Direction: Copy these lines word for word, one line at a time, keeping every line in its original order.

Data entries:

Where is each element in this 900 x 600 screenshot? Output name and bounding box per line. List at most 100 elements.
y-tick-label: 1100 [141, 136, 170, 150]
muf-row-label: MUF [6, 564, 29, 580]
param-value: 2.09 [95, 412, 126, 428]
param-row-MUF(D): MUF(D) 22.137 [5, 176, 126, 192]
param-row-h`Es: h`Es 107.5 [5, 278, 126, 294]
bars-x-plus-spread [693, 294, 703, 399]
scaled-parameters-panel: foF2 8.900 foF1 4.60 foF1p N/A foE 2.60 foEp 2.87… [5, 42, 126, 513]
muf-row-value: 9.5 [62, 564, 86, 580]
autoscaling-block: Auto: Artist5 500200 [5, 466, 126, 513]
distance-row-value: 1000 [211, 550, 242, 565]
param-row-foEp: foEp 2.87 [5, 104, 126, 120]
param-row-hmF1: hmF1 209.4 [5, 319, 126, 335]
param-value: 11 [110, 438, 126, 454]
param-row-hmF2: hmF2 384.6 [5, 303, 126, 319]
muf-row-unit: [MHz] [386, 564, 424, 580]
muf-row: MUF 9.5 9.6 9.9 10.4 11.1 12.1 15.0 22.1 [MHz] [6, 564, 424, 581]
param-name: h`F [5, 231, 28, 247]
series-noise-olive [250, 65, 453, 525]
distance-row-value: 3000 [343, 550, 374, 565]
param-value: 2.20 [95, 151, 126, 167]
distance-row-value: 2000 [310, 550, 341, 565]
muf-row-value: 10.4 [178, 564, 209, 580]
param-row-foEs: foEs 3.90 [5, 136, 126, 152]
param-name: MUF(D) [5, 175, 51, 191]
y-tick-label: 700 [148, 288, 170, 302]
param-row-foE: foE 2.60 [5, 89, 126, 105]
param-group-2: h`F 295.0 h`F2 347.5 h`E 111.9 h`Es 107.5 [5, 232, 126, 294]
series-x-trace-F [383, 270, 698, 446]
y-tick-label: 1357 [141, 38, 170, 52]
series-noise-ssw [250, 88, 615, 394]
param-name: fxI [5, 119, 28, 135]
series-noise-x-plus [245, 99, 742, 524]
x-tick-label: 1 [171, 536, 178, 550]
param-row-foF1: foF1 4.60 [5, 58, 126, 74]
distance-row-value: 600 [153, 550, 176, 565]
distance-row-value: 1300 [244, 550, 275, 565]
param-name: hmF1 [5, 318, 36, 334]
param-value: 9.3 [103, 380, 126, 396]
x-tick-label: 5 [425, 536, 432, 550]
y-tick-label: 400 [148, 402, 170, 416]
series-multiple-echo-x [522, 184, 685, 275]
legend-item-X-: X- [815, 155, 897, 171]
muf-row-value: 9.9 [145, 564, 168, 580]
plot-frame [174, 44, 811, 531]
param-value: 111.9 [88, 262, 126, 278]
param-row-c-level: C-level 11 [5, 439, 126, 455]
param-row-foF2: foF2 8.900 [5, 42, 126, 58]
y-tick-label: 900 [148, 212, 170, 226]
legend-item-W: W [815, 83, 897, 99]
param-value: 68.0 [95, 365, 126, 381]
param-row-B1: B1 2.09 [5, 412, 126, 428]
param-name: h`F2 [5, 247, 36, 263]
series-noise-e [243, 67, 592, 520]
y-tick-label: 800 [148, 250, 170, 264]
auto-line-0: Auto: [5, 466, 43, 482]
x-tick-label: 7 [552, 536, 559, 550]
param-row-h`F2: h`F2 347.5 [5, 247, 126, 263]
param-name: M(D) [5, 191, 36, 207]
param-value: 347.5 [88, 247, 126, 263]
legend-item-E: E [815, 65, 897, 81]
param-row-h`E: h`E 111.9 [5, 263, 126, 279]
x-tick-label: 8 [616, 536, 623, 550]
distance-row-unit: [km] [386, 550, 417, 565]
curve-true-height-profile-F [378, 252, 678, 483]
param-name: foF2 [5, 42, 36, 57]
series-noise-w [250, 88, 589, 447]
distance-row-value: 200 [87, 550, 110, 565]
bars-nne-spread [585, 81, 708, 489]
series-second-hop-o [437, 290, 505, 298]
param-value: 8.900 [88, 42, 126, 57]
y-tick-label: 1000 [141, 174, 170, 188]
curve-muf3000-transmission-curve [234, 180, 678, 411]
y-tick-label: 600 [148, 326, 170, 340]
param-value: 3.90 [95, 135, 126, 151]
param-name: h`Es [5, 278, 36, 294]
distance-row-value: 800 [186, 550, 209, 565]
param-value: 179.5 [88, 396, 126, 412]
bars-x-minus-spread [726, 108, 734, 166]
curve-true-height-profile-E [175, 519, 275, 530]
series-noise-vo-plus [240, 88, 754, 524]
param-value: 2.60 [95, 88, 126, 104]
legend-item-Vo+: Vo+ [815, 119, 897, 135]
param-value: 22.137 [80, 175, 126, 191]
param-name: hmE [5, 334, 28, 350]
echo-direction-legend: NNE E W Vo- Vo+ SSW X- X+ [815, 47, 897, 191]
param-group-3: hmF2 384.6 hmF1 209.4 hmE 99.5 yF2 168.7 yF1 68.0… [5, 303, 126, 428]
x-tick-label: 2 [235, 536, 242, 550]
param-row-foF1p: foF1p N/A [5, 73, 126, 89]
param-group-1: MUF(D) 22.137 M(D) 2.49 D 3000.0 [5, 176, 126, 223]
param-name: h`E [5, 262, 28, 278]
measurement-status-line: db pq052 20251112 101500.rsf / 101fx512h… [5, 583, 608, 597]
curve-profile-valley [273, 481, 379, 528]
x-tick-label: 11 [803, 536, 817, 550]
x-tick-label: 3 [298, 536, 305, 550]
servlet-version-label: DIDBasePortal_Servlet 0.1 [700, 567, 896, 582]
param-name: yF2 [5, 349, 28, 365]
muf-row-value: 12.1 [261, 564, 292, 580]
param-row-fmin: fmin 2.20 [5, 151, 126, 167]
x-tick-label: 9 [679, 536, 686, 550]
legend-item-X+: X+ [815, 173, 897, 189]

Reply to the task:
Where is each element in this 900 x 600 screenshot? Output name and bounding box per line. List at most 100 elements.
y-tick-label: 1100 [141, 136, 170, 150]
muf-row-label: MUF [6, 564, 29, 580]
param-value: 2.09 [95, 412, 126, 428]
param-row-MUF(D): MUF(D) 22.137 [5, 176, 126, 192]
param-row-h`Es: h`Es 107.5 [5, 278, 126, 294]
bars-x-plus-spread [693, 294, 703, 399]
scaled-parameters-panel: foF2 8.900 foF1 4.60 foF1p N/A foE 2.60 foEp 2.87… [5, 42, 126, 513]
muf-row-value: 9.5 [62, 564, 86, 580]
autoscaling-block: Auto: Artist5 500200 [5, 466, 126, 513]
distance-row-value: 1000 [211, 550, 242, 565]
param-row-foEp: foEp 2.87 [5, 104, 126, 120]
param-row-hmF1: hmF1 209.4 [5, 319, 126, 335]
param-value: 11 [110, 438, 126, 454]
param-row-hmF2: hmF2 384.6 [5, 303, 126, 319]
muf-row-unit: [MHz] [386, 564, 424, 580]
muf-row: MUF 9.5 9.6 9.9 10.4 11.1 12.1 15.0 22.1 [MHz] [6, 564, 424, 581]
param-name: h`F [5, 231, 28, 247]
series-noise-olive [250, 65, 453, 525]
distance-row-value: 3000 [343, 550, 374, 565]
param-value: 2.20 [95, 151, 126, 167]
distance-row-value: 2000 [310, 550, 341, 565]
muf-row-value: 10.4 [178, 564, 209, 580]
param-row-foEs: foEs 3.90 [5, 136, 126, 152]
param-name: MUF(D) [5, 175, 51, 191]
y-tick-label: 700 [148, 288, 170, 302]
param-row-foE: foE 2.60 [5, 89, 126, 105]
param-group-2: h`F 295.0 h`F2 347.5 h`E 111.9 h`Es 107.5 [5, 232, 126, 294]
series-x-trace-F [383, 270, 698, 446]
y-tick-label: 1357 [141, 38, 170, 52]
series-noise-ssw [250, 88, 615, 394]
param-name: fxI [5, 119, 28, 135]
series-noise-x-plus [245, 99, 742, 524]
x-tick-label: 1 [171, 536, 178, 550]
param-row-foF1: foF1 4.60 [5, 58, 126, 74]
distance-row-value: 600 [153, 550, 176, 565]
distance-row-value: 1300 [244, 550, 275, 565]
param-name: hmF1 [5, 318, 36, 334]
param-value: 9.3 [103, 380, 126, 396]
x-tick-label: 5 [425, 536, 432, 550]
y-tick-label: 400 [148, 402, 170, 416]
series-multiple-echo-x [522, 184, 685, 275]
legend-item-X-: X- [815, 155, 897, 171]
muf-row-value: 9.9 [145, 564, 168, 580]
plot-frame [174, 44, 811, 531]
param-value: 111.9 [88, 262, 126, 278]
param-row-c-level: C-level 11 [5, 439, 126, 455]
param-row-foF2: foF2 8.900 [5, 42, 126, 58]
y-tick-label: 900 [148, 212, 170, 226]
legend-item-W: W [815, 83, 897, 99]
param-value: 68.0 [95, 365, 126, 381]
param-row-B1: B1 2.09 [5, 412, 126, 428]
param-name: h`F2 [5, 247, 36, 263]
series-noise-e [243, 67, 592, 520]
y-tick-label: 800 [148, 250, 170, 264]
auto-line-0: Auto: [5, 466, 43, 482]
x-tick-label: 7 [552, 536, 559, 550]
param-row-h`F2: h`F2 347.5 [5, 247, 126, 263]
param-name: M(D) [5, 191, 36, 207]
param-value: 347.5 [88, 247, 126, 263]
legend-item-E: E [815, 65, 897, 81]
param-row-h`E: h`E 111.9 [5, 263, 126, 279]
x-tick-label: 8 [616, 536, 623, 550]
distance-row-unit: [km] [386, 550, 417, 565]
curve-true-height-profile-F [378, 252, 678, 483]
param-name: foF2 [5, 42, 36, 57]
series-noise-w [250, 88, 589, 447]
distance-row-value: 200 [87, 550, 110, 565]
bars-nne-spread [585, 81, 708, 489]
series-second-hop-o [437, 290, 505, 298]
param-value: 8.900 [88, 42, 126, 57]
y-tick-label: 1000 [141, 174, 170, 188]
curve-muf3000-transmission-curve [234, 180, 678, 411]
y-tick-label: 600 [148, 326, 170, 340]
param-value: 3.90 [95, 135, 126, 151]
param-name: h`Es [5, 278, 36, 294]
distance-row-value: 800 [186, 550, 209, 565]
param-value: 179.5 [88, 396, 126, 412]
bars-x-minus-spread [726, 108, 734, 166]
curve-true-height-profile-E [175, 519, 275, 530]
series-noise-vo-plus [240, 88, 754, 524]
param-value: 2.60 [95, 88, 126, 104]
legend-item-Vo+: Vo+ [815, 119, 897, 135]
param-value: 22.137 [80, 175, 126, 191]
param-name: hmE [5, 334, 28, 350]
echo-direction-legend: NNE E W Vo- Vo+ SSW X- X+ [815, 47, 897, 191]
param-group-3: hmF2 384.6 hmF1 209.4 hmE 99.5 yF2 168.7 yF1 68.0… [5, 303, 126, 428]
x-tick-label: 2 [235, 536, 242, 550]
param-row-foF1p: foF1p N/A [5, 73, 126, 89]
param-group-1: MUF(D) 22.137 M(D) 2.49 D 3000.0 [5, 176, 126, 223]
param-name: h`E [5, 262, 28, 278]
measurement-status-line: db pq052 20251112 101500.rsf / 101fx512h… [5, 583, 608, 597]
curve-profile-valley [273, 481, 379, 528]
x-tick-label: 11 [803, 536, 817, 550]
x-tick-label: 3 [298, 536, 305, 550]
servlet-version-label: DIDBasePortal_Servlet 0.1 [700, 567, 896, 582]
param-name: yF2 [5, 349, 28, 365]
muf-row-value: 12.1 [261, 564, 292, 580]
param-row-fmin: fmin 2.20 [5, 151, 126, 167]
x-tick-label: 9 [679, 536, 686, 550]
legend-item-X+: X+ [815, 173, 897, 189]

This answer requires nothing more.